Output the records exactly. Include every line.
((
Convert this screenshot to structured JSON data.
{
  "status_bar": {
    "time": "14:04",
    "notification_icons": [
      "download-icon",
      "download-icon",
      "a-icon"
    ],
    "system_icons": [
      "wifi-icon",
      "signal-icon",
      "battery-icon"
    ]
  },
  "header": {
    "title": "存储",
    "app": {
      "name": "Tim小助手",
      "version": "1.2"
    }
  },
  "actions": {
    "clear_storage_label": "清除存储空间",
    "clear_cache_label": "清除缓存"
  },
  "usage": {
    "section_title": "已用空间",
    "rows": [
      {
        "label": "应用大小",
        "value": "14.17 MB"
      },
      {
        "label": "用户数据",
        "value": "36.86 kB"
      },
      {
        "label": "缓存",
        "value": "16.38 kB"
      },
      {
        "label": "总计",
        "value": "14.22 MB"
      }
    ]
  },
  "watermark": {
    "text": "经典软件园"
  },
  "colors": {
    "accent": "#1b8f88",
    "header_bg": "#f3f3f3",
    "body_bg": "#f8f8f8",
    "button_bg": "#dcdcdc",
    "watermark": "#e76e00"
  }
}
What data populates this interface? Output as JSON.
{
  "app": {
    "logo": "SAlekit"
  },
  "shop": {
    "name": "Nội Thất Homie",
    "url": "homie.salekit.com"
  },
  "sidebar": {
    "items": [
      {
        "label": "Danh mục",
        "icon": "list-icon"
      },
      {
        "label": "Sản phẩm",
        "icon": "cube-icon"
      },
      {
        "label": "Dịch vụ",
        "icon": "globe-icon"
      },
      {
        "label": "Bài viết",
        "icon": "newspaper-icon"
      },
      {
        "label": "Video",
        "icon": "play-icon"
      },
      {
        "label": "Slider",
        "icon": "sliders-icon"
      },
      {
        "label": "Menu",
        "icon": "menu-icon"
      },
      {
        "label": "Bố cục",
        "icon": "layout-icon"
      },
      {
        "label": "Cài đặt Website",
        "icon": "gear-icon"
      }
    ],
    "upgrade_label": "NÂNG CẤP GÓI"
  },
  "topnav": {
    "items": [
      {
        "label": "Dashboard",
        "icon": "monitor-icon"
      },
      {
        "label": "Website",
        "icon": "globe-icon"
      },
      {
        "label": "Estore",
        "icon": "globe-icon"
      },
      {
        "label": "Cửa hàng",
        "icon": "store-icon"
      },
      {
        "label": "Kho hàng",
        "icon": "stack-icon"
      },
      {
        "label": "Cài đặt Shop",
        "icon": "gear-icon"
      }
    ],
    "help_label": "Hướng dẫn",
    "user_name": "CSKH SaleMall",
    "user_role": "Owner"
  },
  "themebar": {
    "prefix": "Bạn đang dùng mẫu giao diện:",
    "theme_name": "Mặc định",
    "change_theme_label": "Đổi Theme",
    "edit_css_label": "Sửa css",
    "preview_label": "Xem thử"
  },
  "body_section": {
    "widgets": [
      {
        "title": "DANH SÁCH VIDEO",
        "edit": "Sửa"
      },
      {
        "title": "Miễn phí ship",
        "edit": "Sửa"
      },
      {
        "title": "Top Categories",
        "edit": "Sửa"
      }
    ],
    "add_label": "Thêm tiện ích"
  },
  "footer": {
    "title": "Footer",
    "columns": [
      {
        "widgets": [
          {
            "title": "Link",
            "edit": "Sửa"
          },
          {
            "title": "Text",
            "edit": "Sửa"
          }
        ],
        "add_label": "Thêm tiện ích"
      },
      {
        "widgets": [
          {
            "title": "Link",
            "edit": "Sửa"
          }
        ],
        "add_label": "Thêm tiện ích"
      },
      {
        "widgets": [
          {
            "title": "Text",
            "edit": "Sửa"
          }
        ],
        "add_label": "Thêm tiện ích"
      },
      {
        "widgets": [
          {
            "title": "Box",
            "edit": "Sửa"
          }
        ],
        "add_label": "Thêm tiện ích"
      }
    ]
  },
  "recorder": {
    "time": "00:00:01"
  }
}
))
= Exercise solution =
Convert this screenshot to structured JSON data.
{
  "status_bar": {
    "time": "14:04",
    "notification_icons": [
      "download-icon",
      "download-icon",
      "a-icon"
    ],
    "system_icons": [
      "wifi-icon",
      "signal-icon",
      "battery-icon"
    ]
  },
  "header": {
    "title": "存储",
    "app": {
      "name": "Tim小助手",
      "version": "1.2"
    }
  },
  "actions": {
    "clear_storage_label": "清除存储空间",
    "clear_cache_label": "清除缓存"
  },
  "usage": {
    "section_title": "已用空间",
    "rows": [
      {
        "label": "应用大小",
        "value": "14.17 MB"
      },
      {
        "label": "用户数据",
        "value": "36.86 kB"
      },
      {
        "label": "缓存",
        "value": "16.38 kB"
      },
      {
        "label": "总计",
        "value": "14.22 MB"
      }
    ]
  },
  "watermark": {
    "text": "经典软件园"
  },
  "colors": {
    "accent": "#1b8f88",
    "header_bg": "#f3f3f3",
    "body_bg": "#f8f8f8",
    "button_bg": "#dcdcdc",
    "watermark": "#e76e00"
  }
}
What data populates this interface? Output as JSON.
{
  "app": {
    "logo": "SAlekit"
  },
  "shop": {
    "name": "Nội Thất Homie",
    "url": "homie.salekit.com"
  },
  "sidebar": {
    "items": [
      {
        "label": "Danh mục",
        "icon": "list-icon"
      },
      {
        "label": "Sản phẩm",
        "icon": "cube-icon"
      },
      {
        "label": "Dịch vụ",
        "icon": "globe-icon"
      },
      {
        "label": "Bài viết",
        "icon": "newspaper-icon"
      },
      {
        "label": "Video",
        "icon": "play-icon"
      },
      {
        "label": "Slider",
        "icon": "sliders-icon"
      },
      {
        "label": "Menu",
        "icon": "menu-icon"
      },
      {
        "label": "Bố cục",
        "icon": "layout-icon"
      },
      {
        "label": "Cài đặt Website",
        "icon": "gear-icon"
      }
    ],
    "upgrade_label": "NÂNG CẤP GÓI"
  },
  "topnav": {
    "items": [
      {
        "label": "Dashboard",
        "icon": "monitor-icon"
      },
      {
        "label": "Website",
        "icon": "globe-icon"
      },
      {
        "label": "Estore",
        "icon": "globe-icon"
      },
      {
        "label": "Cửa hàng",
        "icon": "store-icon"
      },
      {
        "label": "Kho hàng",
        "icon": "stack-icon"
      },
      {
        "label": "Cài đặt Shop",
        "icon": "gear-icon"
      }
    ],
    "help_label": "Hướng dẫn",
    "user_name": "CSKH SaleMall",
    "user_role": "Owner"
  },
  "themebar": {
    "prefix": "Bạn đang dùng mẫu giao diện:",
    "theme_name": "Mặc định",
    "change_theme_label": "Đổi Theme",
    "edit_css_label": "Sửa css",
    "preview_label": "Xem thử"
  },
  "body_section": {
    "widgets": [
      {
        "title": "DANH SÁCH VIDEO",
        "edit": "Sửa"
      },
      {
        "title": "Miễn phí ship",
        "edit": "Sửa"
      },
      {
        "title": "Top Categories",
        "edit": "Sửa"
      }
    ],
    "add_label": "Thêm tiện ích"
  },
  "footer": {
    "title": "Footer",
    "columns": [
      {
        "widgets": [
          {
            "title": "Link",
            "edit": "Sửa"
          },
          {
            "title": "Text",
            "edit": "Sửa"
          }
        ],
        "add_label": "Thêm tiện ích"
      },
      {
        "widgets": [
          {
            "title": "Link",
            "edit": "Sửa"
          }
        ],
        "add_label": "Thêm tiện ích"
      },
      {
        "widgets": [
          {
            "title": "Text",
            "edit": "Sửa"
          }
        ],
        "add_label": "Thêm tiện ích"
      },
      {
        "widgets": [
          {
            "title": "Box",
            "edit": "Sửa"
          }
        ],
        "add_label": "Thêm tiện ích"
      }
    ]
  },
  "recorder": {
    "time": "00:00:01"
  }
}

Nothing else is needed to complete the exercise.